**Given task**
Your task is to copy the listing exactly, with the pictures left out.

######

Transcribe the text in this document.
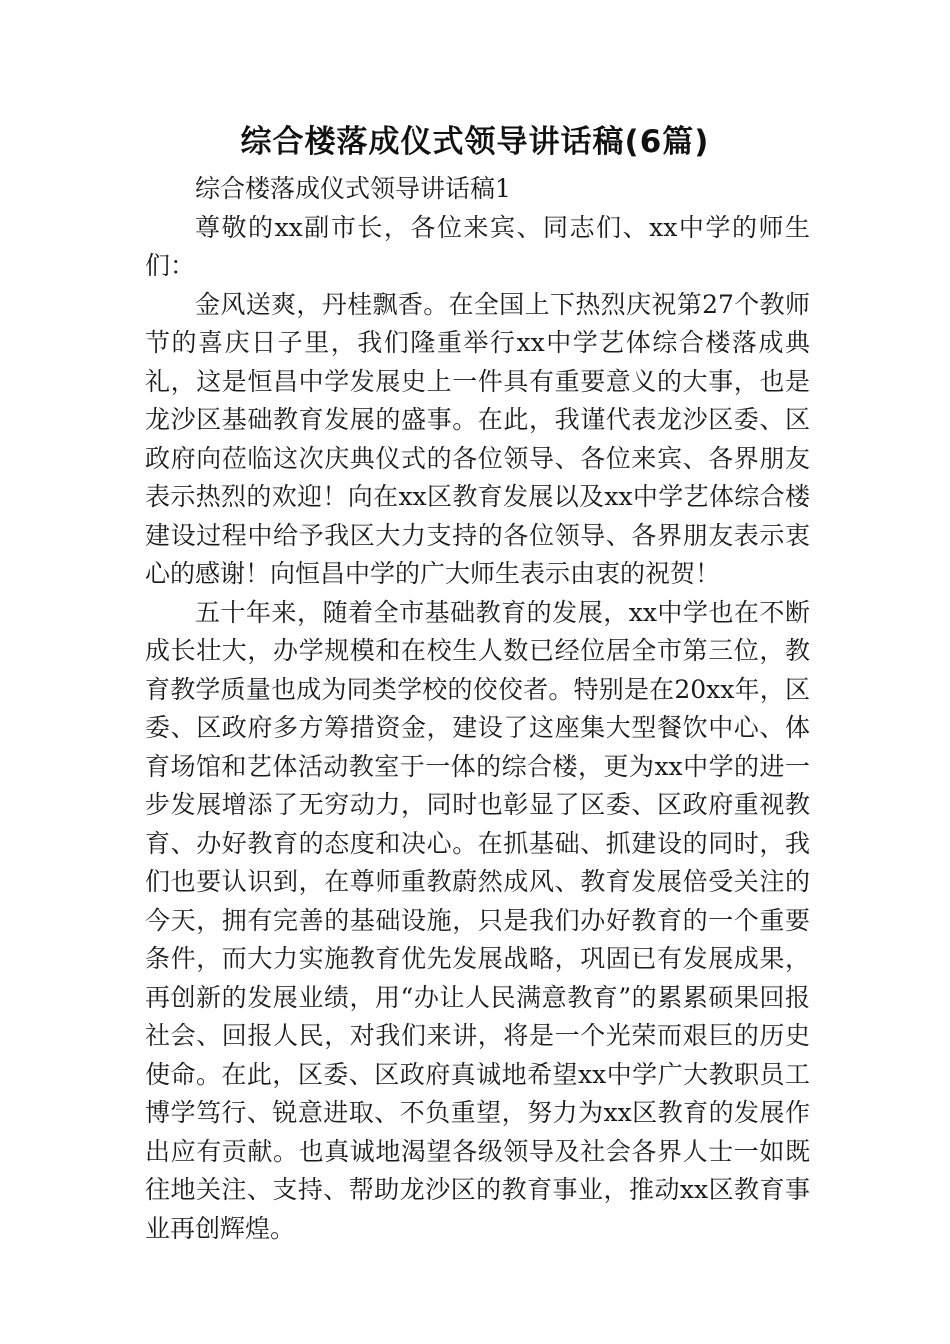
综合楼落成仪式领导讲话稿(6篇)

综合楼落成仪式领导讲话稿1

尊敬的xx副市长，各位来宾、同志们、xx中学的师生们：

金风送爽，丹桂飘香。在全国上下热烈庆祝第27个教师节的喜庆日子里，我们隆重举行xx中学艺体综合楼落成典礼，这是恒昌中学发展史上一件具有重要意义的大事，也是龙沙区基础教育发展的盛事。在此，我谨代表龙沙区委、区政府向莅临这次庆典仪式的各位领导、各位来宾、各界朋友表示热烈的欢迎！向在xx区教育发展以及xx中学艺体综合楼建设过程中给予我区大力支持的各位领导、各界朋友表示衷心的感谢！向恒昌中学的广大师生表示由衷的祝贺！

五十年来，随着全市基础教育的发展，xx中学也在不断成长壮大，办学规模和在校生人数已经位居全市第三位，教育教学质量也成为同类学校的佼佼者。特别是在20xx年，区委、区政府多方筹措资金，建设了这座集大型餐饮中心、体育场馆和艺体活动教室于一体的综合楼，更为xx中学的进一步发展增添了无穷动力，同时也彰显了区委、区政府重视教育、办好教育的态度和决心。在抓基础、抓建设的同时，我们也要认识到，在尊师重教蔚然成风、教育发展倍受关注的今天，拥有完善的基础设施，只是我们办好教育的一个重要条件，而大力实施教育优先发展战略，巩固已有发展成果，再创新的发展业绩，用“办让人民满意教育”的累累硕果回报社会、回报人民，对我们来讲，将是一个光荣而艰巨的历史使命。在此，区委、区政府真诚地希望xx中学广大教职员工博学笃行、锐意进取、不负重望，努力为xx区教育的发展作出应有贡献。也真诚地渴望各级领导及社会各界人士一如既往地关注、支持、帮助龙沙区的教育事业，推动xx区教育事业再创辉煌。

######

**Problem solution**
Transcribe the text in this document.
综合楼落成仪式领导讲话稿(6篇)

综合楼落成仪式领导讲话稿1

尊敬的xx副市长，各位来宾、同志们、xx中学的师生们：

金风送爽，丹桂飘香。在全国上下热烈庆祝第27个教师节的喜庆日子里，我们隆重举行xx中学艺体综合楼落成典礼，这是恒昌中学发展史上一件具有重要意义的大事，也是龙沙区基础教育发展的盛事。在此，我谨代表龙沙区委、区政府向莅临这次庆典仪式的各位领导、各位来宾、各界朋友表示热烈的欢迎！向在xx区教育发展以及xx中学艺体综合楼建设过程中给予我区大力支持的各位领导、各界朋友表示衷心的感谢！向恒昌中学的广大师生表示由衷的祝贺！

五十年来，随着全市基础教育的发展，xx中学也在不断成长壮大，办学规模和在校生人数已经位居全市第三位，教育教学质量也成为同类学校的佼佼者。特别是在20xx年，区委、区政府多方筹措资金，建设了这座集大型餐饮中心、体育场馆和艺体活动教室于一体的综合楼，更为xx中学的进一步发展增添了无穷动力，同时也彰显了区委、区政府重视教育、办好教育的态度和决心。在抓基础、抓建设的同时，我们也要认识到，在尊师重教蔚然成风、教育发展倍受关注的今天，拥有完善的基础设施，只是我们办好教育的一个重要条件，而大力实施教育优先发展战略，巩固已有发展成果，再创新的发展业绩，用“办让人民满意教育”的累累硕果回报社会、回报人民，对我们来讲，将是一个光荣而艰巨的历史使命。在此，区委、区政府真诚地希望xx中学广大教职员工博学笃行、锐意进取、不负重望，努力为xx区教育的发展作出应有贡献。也真诚地渴望各级领导及社会各界人士一如既往地关注、支持、帮助龙沙区的教育事业，推动xx区教育事业再创辉煌。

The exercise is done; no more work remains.